▸ **REQUESTS**:
(1) In the book reviews, retype the part that opens with the words containing "The Wife Between" and closes with "German Shepherd. —J.H.".
(2) According to the book reviews, which two publications does Unwifeable describe Stadtmiller's time at?

▸ **SOURCE EXTRACT**:
▼

Sorority by Genevieve Sly Crane
I haven’t spotted this book on any “best of” lists yet and I don’t quite know why, because it’s one of the most gripping and beautiful works of the year. It’s set in the aftermath of the abrupt death of a sorority sister—and it’s as dark as it sounds—but there’s a kind of beauty to Crane’s writing that stops it from being utterly bleak. Crane captures the tinge of desperation, that hint of the unbearable, that comes with being a college-aged woman. —J.H.
Unwifeable by Mandy Stadtmiller
I finished Unwifeable, burst into tears, and then texted all of my friends about it. This book touched me on a deeply personal level, as a young writer who moved to New York fresh out of a relationship that took a ton out of me, emotionally. It’s hard to write about your life as a Young Woman In The City without beating yourself up about how commodified that lifestyle is. Unwifeable is a searingly candid book about Stadtmiller’s time at The NY Post and xoJane, and she's unafraid to tell the whole ugly story while also inspiring women to grab their lives (and sexualities) by the horns and hold on. One woman’s journey through life believing she was "unwifeable" is another girl’s way forward. —A.M.
The Wife Between Us by Greer Hendricks and Sarah Pekkanen
I’ve already read this twice in 2018. It’s a psychological thriller that forces us to confront our perceptions of older, single women, as well as the pretty younger 20-somethings we tend to glorify instead. There are twists—man, the twists!—and the story takes a turn halfway through that demands you just sit the hell down and finish the whole thing already. Special mention goes to the pivotal character who also happens to be a German Shepherd. —J.H.

▲

▸ **RECORDED INFORMATION**:

▼

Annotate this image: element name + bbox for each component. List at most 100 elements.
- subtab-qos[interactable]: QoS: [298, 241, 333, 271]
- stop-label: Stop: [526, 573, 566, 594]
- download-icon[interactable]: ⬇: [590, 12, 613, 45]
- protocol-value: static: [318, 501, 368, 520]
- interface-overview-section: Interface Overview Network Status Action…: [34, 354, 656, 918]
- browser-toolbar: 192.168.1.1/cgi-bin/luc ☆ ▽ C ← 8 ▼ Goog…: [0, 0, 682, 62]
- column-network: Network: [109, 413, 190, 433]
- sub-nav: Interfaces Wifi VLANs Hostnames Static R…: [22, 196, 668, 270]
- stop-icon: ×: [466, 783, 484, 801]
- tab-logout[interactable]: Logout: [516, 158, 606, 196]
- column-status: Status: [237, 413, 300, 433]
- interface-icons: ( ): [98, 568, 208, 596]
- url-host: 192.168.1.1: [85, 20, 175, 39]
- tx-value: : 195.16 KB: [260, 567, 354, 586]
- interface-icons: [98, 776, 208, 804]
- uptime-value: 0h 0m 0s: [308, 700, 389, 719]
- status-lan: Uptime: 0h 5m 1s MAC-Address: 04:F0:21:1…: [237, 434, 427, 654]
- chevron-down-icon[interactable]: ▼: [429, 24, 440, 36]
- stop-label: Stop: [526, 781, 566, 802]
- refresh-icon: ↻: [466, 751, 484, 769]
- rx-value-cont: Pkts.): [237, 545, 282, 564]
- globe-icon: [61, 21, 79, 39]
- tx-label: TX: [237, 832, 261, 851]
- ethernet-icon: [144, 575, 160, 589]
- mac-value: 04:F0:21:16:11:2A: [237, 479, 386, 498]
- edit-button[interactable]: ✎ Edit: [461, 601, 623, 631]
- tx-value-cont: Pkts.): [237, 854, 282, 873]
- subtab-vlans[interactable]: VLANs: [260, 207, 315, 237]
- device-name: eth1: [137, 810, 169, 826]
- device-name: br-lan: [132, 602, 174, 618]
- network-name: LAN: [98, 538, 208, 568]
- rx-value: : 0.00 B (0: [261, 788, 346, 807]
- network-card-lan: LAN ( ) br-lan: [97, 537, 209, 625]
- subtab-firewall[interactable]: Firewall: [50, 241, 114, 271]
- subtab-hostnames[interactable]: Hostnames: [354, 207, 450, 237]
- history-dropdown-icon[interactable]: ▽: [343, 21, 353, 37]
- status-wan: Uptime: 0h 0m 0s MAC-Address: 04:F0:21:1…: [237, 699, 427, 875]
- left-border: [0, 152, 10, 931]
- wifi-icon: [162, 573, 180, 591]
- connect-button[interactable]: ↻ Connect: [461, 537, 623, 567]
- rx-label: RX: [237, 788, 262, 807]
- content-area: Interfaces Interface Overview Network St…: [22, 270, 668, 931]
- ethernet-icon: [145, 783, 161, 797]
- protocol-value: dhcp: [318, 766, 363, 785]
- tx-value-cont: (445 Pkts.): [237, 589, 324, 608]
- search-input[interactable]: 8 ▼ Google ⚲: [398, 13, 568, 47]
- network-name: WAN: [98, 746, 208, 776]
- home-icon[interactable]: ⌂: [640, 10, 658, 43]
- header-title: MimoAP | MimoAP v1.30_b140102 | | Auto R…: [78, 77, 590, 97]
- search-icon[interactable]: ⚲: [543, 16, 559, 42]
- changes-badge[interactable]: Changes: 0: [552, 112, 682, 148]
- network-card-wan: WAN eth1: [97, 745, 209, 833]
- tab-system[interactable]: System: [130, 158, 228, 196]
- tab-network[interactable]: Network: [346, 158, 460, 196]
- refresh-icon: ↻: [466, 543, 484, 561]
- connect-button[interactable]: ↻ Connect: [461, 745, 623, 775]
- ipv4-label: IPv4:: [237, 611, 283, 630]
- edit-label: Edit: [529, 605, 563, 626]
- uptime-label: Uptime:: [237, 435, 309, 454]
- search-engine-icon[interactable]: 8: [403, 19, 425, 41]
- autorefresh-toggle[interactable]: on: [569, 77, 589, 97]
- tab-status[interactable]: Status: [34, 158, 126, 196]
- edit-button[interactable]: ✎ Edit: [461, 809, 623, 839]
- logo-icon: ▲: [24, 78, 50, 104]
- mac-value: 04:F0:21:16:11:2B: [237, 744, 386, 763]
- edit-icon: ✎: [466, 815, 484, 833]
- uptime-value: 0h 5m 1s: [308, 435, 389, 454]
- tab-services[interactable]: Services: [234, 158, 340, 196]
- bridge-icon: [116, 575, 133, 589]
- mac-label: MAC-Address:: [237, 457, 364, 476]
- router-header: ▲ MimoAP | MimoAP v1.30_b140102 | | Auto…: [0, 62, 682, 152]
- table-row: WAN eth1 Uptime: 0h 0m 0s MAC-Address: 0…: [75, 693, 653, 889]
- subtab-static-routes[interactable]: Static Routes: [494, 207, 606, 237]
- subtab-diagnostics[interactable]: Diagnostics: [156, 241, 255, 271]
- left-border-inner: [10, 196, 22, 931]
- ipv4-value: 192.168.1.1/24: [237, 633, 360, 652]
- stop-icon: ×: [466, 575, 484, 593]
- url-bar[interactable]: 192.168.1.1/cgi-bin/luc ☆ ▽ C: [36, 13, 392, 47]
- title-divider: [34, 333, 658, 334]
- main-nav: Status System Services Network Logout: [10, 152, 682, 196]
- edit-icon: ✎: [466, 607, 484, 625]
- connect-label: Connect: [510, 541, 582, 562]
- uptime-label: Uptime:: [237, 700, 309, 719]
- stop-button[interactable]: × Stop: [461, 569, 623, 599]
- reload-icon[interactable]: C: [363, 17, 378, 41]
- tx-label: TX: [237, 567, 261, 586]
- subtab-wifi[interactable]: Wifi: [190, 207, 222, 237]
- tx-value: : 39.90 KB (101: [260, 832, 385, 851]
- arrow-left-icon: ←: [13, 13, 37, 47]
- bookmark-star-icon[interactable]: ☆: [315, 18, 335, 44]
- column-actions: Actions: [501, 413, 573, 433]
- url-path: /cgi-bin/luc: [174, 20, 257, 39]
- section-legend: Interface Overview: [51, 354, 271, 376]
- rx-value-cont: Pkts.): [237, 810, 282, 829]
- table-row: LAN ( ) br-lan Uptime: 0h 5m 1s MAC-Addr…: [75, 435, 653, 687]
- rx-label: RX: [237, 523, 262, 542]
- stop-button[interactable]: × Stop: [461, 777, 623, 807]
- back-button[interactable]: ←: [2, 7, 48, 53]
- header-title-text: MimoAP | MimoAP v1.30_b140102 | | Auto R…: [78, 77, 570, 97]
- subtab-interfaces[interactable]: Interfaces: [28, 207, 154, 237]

▲

▸ **TASK RESULTS**:
(1)
The Wife Between Us by Greer Hendricks and Sarah Pekkanen
I’ve already read this twice in 2018. It’s a psychological thriller that forces us to confront our perceptions of older, single women, as well as the pretty younger 20-somethings we tend to glorify instead. There are twists—man, the twists!—and the story takes a turn halfway through that demands you just sit the hell down and finish the whole thing already. Special mention goes to the pivotal character who also happens to be a German Shepherd. —J.H.

(2) The NY Post and xoJane.